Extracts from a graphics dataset

● ● ●

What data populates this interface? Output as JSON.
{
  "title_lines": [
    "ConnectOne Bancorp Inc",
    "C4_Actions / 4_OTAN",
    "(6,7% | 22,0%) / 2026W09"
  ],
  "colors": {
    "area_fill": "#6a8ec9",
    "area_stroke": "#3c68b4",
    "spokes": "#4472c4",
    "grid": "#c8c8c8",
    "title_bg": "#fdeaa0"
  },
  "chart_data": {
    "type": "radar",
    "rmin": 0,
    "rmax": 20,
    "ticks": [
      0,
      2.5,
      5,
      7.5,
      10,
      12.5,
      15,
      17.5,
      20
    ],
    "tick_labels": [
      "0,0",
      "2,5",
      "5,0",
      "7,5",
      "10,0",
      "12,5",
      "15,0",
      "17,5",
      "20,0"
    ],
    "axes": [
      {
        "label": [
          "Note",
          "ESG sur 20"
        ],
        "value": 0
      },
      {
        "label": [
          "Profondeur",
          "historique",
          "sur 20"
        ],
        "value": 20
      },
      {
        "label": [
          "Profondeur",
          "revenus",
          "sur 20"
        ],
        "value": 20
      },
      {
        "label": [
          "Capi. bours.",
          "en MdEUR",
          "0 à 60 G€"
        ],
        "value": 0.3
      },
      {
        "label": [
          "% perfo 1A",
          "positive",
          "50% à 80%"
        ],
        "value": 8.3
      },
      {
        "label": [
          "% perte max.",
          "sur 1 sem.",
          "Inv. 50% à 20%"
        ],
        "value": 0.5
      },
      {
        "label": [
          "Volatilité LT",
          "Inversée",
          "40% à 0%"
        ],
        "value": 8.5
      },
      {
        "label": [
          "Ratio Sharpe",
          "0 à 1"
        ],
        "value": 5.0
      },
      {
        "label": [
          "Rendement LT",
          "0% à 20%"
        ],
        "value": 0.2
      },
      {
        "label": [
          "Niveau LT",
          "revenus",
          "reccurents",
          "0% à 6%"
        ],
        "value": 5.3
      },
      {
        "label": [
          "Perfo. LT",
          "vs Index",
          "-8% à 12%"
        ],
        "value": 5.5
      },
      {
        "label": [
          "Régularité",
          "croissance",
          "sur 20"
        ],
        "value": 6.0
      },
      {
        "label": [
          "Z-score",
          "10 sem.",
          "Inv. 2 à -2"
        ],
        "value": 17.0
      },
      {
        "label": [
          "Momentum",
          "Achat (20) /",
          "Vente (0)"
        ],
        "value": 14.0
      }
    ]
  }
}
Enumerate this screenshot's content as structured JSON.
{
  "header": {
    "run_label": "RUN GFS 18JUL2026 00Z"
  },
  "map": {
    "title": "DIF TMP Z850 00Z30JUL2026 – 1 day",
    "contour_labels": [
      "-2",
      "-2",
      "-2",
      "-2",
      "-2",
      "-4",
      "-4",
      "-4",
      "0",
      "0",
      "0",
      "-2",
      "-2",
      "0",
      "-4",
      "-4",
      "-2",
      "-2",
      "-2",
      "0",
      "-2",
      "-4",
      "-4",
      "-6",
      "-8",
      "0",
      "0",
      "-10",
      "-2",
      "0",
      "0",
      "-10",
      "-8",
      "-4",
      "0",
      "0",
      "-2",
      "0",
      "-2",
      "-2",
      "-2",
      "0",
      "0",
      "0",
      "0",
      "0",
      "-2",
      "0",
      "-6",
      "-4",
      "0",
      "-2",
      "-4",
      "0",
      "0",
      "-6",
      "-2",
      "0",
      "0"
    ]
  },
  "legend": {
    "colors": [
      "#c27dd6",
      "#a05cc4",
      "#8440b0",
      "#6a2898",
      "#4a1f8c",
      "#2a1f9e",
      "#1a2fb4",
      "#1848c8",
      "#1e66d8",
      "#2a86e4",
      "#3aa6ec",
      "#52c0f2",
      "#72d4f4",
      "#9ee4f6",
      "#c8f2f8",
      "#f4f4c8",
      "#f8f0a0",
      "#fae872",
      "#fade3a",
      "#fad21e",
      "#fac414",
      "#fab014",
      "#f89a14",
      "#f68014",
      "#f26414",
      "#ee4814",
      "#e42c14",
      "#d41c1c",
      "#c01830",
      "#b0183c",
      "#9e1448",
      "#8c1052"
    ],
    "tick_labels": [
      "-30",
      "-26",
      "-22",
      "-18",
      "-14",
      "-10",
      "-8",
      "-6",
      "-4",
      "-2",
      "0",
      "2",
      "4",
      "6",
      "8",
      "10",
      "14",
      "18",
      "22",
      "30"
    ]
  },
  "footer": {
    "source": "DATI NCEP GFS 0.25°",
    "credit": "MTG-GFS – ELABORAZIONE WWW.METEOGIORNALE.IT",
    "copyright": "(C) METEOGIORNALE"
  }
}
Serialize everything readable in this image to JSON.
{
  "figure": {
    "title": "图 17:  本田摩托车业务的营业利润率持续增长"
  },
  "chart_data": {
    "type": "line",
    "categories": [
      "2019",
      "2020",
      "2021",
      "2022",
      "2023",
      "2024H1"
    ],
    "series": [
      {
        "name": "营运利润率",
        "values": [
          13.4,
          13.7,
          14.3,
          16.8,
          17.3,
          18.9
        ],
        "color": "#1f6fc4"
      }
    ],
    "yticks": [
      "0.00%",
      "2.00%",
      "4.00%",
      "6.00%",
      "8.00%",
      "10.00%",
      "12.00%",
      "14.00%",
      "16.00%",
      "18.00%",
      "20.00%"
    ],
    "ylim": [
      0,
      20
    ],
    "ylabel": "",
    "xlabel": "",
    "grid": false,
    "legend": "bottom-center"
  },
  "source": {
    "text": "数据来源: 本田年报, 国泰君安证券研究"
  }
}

● ● ●

- [Given problem]:
Send back all of the entries exactly, with nothing missing.

- [Written answer]:
What data populates this interface? Output as JSON.
{
  "title_lines": [
    "ConnectOne Bancorp Inc",
    "C4_Actions / 4_OTAN",
    "(6,7% | 22,0%) / 2026W09"
  ],
  "colors": {
    "area_fill": "#6a8ec9",
    "area_stroke": "#3c68b4",
    "spokes": "#4472c4",
    "grid": "#c8c8c8",
    "title_bg": "#fdeaa0"
  },
  "chart_data": {
    "type": "radar",
    "rmin": 0,
    "rmax": 20,
    "ticks": [
      0,
      2.5,
      5,
      7.5,
      10,
      12.5,
      15,
      17.5,
      20
    ],
    "tick_labels": [
      "0,0",
      "2,5",
      "5,0",
      "7,5",
      "10,0",
      "12,5",
      "15,0",
      "17,5",
      "20,0"
    ],
    "axes": [
      {
        "label": [
          "Note",
          "ESG sur 20"
        ],
        "value": 0
      },
      {
        "label": [
          "Profondeur",
          "historique",
          "sur 20"
        ],
        "value": 20
      },
      {
        "label": [
          "Profondeur",
          "revenus",
          "sur 20"
        ],
        "value": 20
      },
      {
        "label": [
          "Capi. bours.",
          "en MdEUR",
          "0 à 60 G€"
        ],
        "value": 0.3
      },
      {
        "label": [
          "% perfo 1A",
          "positive",
          "50% à 80%"
        ],
        "value": 8.3
      },
      {
        "label": [
          "% perte max.",
          "sur 1 sem.",
          "Inv. 50% à 20%"
        ],
        "value": 0.5
      },
      {
        "label": [
          "Volatilité LT",
          "Inversée",
          "40% à 0%"
        ],
        "value": 8.5
      },
      {
        "label": [
          "Ratio Sharpe",
          "0 à 1"
        ],
        "value": 5.0
      },
      {
        "label": [
          "Rendement LT",
          "0% à 20%"
        ],
        "value": 0.2
      },
      {
        "label": [
          "Niveau LT",
          "revenus",
          "reccurents",
          "0% à 6%"
        ],
        "value": 5.3
      },
      {
        "label": [
          "Perfo. LT",
          "vs Index",
          "-8% à 12%"
        ],
        "value": 5.5
      },
      {
        "label": [
          "Régularité",
          "croissance",
          "sur 20"
        ],
        "value": 6.0
      },
      {
        "label": [
          "Z-score",
          "10 sem.",
          "Inv. 2 à -2"
        ],
        "value": 17.0
      },
      {
        "label": [
          "Momentum",
          "Achat (20) /",
          "Vente (0)"
        ],
        "value": 14.0
      }
    ]
  }
}
Enumerate this screenshot's content as structured JSON.
{
  "header": {
    "run_label": "RUN GFS 18JUL2026 00Z"
  },
  "map": {
    "title": "DIF TMP Z850 00Z30JUL2026 – 1 day",
    "contour_labels": [
      "-2",
      "-2",
      "-2",
      "-2",
      "-2",
      "-4",
      "-4",
      "-4",
      "0",
      "0",
      "0",
      "-2",
      "-2",
      "0",
      "-4",
      "-4",
      "-2",
      "-2",
      "-2",
      "0",
      "-2",
      "-4",
      "-4",
      "-6",
      "-8",
      "0",
      "0",
      "-10",
      "-2",
      "0",
      "0",
      "-10",
      "-8",
      "-4",
      "0",
      "0",
      "-2",
      "0",
      "-2",
      "-2",
      "-2",
      "0",
      "0",
      "0",
      "0",
      "0",
      "-2",
      "0",
      "-6",
      "-4",
      "0",
      "-2",
      "-4",
      "0",
      "0",
      "-6",
      "-2",
      "0",
      "0"
    ]
  },
  "legend": {
    "colors": [
      "#c27dd6",
      "#a05cc4",
      "#8440b0",
      "#6a2898",
      "#4a1f8c",
      "#2a1f9e",
      "#1a2fb4",
      "#1848c8",
      "#1e66d8",
      "#2a86e4",
      "#3aa6ec",
      "#52c0f2",
      "#72d4f4",
      "#9ee4f6",
      "#c8f2f8",
      "#f4f4c8",
      "#f8f0a0",
      "#fae872",
      "#fade3a",
      "#fad21e",
      "#fac414",
      "#fab014",
      "#f89a14",
      "#f68014",
      "#f26414",
      "#ee4814",
      "#e42c14",
      "#d41c1c",
      "#c01830",
      "#b0183c",
      "#9e1448",
      "#8c1052"
    ],
    "tick_labels": [
      "-30",
      "-26",
      "-22",
      "-18",
      "-14",
      "-10",
      "-8",
      "-6",
      "-4",
      "-2",
      "0",
      "2",
      "4",
      "6",
      "8",
      "10",
      "14",
      "18",
      "22",
      "30"
    ]
  },
  "footer": {
    "source": "DATI NCEP GFS 0.25°",
    "credit": "MTG-GFS – ELABORAZIONE WWW.METEOGIORNALE.IT",
    "copyright": "(C) METEOGIORNALE"
  }
}
Serialize everything readable in this image to JSON.
{
  "figure": {
    "title": "图 17:  本田摩托车业务的营业利润率持续增长"
  },
  "chart_data": {
    "type": "line",
    "categories": [
      "2019",
      "2020",
      "2021",
      "2022",
      "2023",
      "2024H1"
    ],
    "series": [
      {
        "name": "营运利润率",
        "values": [
          13.4,
          13.7,
          14.3,
          16.8,
          17.3,
          18.9
        ],
        "color": "#1f6fc4"
      }
    ],
    "yticks": [
      "0.00%",
      "2.00%",
      "4.00%",
      "6.00%",
      "8.00%",
      "10.00%",
      "12.00%",
      "14.00%",
      "16.00%",
      "18.00%",
      "20.00%"
    ],
    "ylim": [
      0,
      20
    ],
    "ylabel": "",
    "xlabel": "",
    "grid": false,
    "legend": "bottom-center"
  },
  "source": {
    "text": "数据来源: 本田年报, 国泰君安证券研究"
  }
}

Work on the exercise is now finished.